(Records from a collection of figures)
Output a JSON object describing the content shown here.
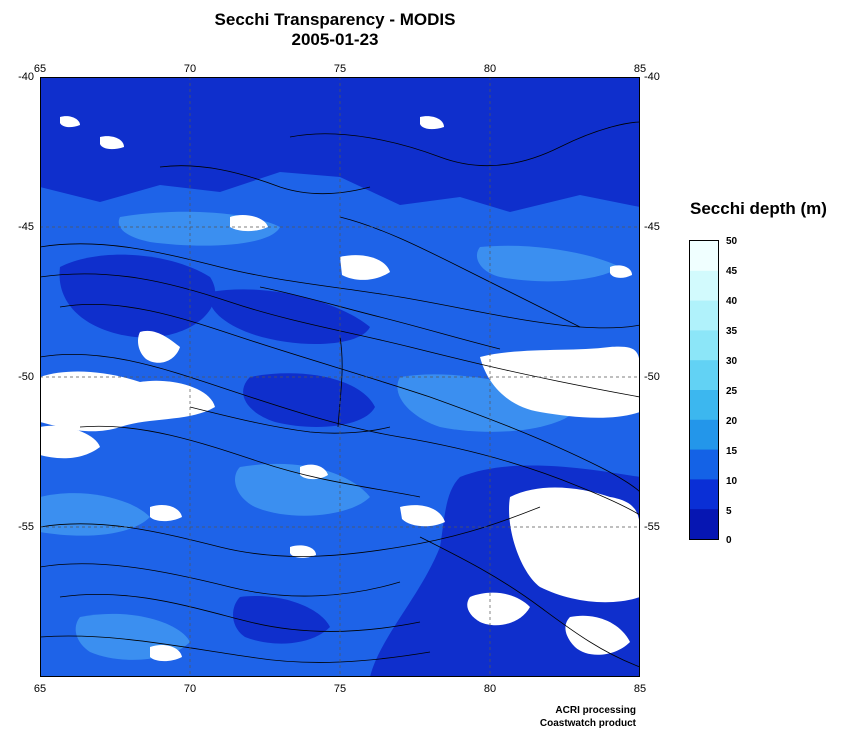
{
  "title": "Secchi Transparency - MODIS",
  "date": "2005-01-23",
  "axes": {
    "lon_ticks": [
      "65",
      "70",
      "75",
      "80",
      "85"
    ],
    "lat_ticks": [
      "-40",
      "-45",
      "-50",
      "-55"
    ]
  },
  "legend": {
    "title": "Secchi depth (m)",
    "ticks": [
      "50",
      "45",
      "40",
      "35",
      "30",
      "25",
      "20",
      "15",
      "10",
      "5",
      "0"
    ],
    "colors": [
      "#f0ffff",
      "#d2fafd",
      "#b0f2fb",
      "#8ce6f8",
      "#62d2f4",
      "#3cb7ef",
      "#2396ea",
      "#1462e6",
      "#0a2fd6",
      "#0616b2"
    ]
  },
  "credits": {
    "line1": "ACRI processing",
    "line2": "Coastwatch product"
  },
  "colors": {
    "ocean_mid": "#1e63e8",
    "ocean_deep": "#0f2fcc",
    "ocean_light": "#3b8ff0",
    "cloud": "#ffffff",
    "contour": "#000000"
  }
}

Your objective — From the data, collect all lines where the string "Secchi" appears.

Result below —
  "title": "Secchi Transparency - MODIS",
    "title": "Secchi depth (m)",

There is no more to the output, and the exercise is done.